Extracted data entries
▼

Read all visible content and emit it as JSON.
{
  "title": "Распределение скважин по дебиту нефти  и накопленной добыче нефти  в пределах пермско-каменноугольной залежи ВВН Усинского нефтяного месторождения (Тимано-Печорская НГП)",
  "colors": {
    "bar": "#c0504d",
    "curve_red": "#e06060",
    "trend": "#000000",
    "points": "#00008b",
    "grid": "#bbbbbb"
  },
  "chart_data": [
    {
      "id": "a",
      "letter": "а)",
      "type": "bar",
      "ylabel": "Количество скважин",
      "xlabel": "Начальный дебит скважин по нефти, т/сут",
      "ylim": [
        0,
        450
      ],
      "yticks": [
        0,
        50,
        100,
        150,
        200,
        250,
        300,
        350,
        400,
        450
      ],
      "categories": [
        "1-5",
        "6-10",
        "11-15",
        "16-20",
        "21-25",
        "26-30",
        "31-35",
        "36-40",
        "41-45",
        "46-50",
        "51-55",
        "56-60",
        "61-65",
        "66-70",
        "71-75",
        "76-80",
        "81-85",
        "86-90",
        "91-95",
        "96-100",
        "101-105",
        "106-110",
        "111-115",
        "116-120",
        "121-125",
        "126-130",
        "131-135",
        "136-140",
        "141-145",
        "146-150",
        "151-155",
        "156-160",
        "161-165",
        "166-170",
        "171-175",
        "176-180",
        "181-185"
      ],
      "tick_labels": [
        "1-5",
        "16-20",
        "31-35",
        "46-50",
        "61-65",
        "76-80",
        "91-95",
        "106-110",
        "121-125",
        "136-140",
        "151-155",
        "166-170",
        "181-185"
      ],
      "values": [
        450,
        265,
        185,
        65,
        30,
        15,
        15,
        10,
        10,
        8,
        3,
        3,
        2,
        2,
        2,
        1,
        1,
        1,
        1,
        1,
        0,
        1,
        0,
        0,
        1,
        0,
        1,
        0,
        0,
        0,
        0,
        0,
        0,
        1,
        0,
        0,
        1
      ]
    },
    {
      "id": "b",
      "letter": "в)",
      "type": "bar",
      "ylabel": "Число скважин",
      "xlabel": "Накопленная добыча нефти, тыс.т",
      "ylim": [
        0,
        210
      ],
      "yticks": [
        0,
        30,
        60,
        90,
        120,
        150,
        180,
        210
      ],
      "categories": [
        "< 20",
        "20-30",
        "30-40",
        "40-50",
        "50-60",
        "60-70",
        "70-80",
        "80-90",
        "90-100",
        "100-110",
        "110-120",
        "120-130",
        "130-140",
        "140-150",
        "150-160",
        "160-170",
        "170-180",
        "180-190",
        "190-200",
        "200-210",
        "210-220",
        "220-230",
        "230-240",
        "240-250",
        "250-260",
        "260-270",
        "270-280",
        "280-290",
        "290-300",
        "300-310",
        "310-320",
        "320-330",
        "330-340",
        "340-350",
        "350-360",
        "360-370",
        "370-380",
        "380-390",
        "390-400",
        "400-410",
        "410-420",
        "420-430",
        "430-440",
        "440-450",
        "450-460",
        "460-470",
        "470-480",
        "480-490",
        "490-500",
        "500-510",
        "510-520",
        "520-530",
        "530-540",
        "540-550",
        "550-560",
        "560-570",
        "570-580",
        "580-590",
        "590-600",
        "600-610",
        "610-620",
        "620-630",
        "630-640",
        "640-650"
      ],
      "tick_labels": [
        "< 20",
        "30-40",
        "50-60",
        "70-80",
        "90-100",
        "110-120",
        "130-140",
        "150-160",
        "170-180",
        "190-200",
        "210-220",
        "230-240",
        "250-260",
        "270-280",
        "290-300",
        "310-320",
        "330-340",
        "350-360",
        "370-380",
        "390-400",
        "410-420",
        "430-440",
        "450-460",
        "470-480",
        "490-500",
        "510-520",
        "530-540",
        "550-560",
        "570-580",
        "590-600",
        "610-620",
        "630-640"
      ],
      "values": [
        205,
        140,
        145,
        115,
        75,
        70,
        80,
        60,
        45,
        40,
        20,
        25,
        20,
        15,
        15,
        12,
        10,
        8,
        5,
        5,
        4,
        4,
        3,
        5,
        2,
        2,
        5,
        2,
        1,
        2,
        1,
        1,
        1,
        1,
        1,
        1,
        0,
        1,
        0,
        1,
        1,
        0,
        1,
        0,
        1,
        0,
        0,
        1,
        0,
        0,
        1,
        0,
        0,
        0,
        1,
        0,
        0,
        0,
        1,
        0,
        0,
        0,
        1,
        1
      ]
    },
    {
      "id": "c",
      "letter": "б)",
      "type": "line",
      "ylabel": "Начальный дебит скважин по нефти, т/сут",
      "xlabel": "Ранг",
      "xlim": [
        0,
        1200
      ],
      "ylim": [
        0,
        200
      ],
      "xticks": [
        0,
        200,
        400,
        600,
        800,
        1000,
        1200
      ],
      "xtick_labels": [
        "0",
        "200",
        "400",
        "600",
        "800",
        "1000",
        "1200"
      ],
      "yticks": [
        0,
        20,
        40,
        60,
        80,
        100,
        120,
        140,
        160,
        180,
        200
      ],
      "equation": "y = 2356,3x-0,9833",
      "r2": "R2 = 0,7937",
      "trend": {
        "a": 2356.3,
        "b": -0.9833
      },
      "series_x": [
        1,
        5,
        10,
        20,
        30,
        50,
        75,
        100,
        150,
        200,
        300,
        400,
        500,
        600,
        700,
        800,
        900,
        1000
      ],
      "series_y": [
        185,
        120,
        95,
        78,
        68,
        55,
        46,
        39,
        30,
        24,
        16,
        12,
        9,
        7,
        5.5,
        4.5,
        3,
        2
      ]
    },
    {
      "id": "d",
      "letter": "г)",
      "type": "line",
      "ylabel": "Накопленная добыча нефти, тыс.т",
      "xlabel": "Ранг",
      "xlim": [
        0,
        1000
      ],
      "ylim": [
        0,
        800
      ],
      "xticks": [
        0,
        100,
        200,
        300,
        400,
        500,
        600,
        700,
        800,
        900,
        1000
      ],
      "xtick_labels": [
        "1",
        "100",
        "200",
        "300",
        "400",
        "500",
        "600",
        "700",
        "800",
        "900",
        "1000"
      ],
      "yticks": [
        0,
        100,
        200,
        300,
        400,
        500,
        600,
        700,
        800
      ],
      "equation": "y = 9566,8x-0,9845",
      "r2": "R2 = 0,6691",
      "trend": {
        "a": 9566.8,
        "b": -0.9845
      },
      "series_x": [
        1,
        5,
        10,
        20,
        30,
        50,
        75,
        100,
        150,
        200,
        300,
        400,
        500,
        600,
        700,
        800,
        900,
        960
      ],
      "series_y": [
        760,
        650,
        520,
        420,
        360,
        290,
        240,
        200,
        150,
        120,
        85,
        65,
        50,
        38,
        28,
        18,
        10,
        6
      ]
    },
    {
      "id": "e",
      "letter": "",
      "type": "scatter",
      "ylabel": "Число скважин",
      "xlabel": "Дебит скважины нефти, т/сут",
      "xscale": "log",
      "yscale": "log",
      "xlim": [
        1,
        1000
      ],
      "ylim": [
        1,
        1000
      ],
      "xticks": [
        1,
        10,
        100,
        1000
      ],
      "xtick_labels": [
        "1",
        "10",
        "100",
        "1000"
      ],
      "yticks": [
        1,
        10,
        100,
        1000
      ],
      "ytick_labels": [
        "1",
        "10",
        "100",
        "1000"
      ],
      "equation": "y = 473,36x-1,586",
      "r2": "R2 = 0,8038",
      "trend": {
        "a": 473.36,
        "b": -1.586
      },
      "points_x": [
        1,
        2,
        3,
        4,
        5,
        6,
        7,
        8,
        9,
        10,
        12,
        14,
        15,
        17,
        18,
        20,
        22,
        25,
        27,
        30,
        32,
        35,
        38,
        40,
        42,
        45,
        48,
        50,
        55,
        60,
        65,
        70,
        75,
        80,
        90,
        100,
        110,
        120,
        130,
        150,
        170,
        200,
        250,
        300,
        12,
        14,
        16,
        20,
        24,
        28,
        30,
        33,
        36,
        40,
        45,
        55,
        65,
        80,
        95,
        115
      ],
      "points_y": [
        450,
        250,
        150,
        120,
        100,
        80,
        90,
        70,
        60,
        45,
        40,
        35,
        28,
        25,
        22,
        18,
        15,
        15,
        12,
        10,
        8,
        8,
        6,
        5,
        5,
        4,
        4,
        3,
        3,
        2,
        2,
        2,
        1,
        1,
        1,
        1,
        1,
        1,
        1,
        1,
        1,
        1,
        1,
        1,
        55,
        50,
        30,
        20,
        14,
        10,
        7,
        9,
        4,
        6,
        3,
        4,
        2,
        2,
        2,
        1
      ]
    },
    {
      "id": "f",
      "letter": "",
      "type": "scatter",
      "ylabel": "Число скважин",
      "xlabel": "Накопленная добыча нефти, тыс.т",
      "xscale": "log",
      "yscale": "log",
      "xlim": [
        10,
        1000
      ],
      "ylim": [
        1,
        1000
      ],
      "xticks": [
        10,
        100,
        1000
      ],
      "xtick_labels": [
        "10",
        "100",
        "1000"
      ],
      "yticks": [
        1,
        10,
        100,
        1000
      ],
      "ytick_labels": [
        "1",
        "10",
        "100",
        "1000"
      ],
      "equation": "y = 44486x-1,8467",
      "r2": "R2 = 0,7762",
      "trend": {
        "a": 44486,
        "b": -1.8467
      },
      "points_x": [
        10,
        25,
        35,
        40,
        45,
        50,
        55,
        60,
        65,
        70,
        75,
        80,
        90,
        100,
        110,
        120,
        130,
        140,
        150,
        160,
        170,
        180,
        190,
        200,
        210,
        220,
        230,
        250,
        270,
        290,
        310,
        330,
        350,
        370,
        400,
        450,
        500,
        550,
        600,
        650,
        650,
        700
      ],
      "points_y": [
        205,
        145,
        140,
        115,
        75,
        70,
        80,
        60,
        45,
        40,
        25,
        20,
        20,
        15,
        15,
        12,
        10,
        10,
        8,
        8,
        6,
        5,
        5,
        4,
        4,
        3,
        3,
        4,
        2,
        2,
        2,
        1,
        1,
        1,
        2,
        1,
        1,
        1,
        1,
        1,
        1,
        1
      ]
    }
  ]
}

▲

REQUIRED TASK → All lines of the data above that include the word "Начальный" must be shown.

EXERCISE RESPONSE →
      "xlabel": "Начальный дебит скважин по нефти, т/сут",
      "ylabel": "Начальный дебит скважин по нефти, т/сут",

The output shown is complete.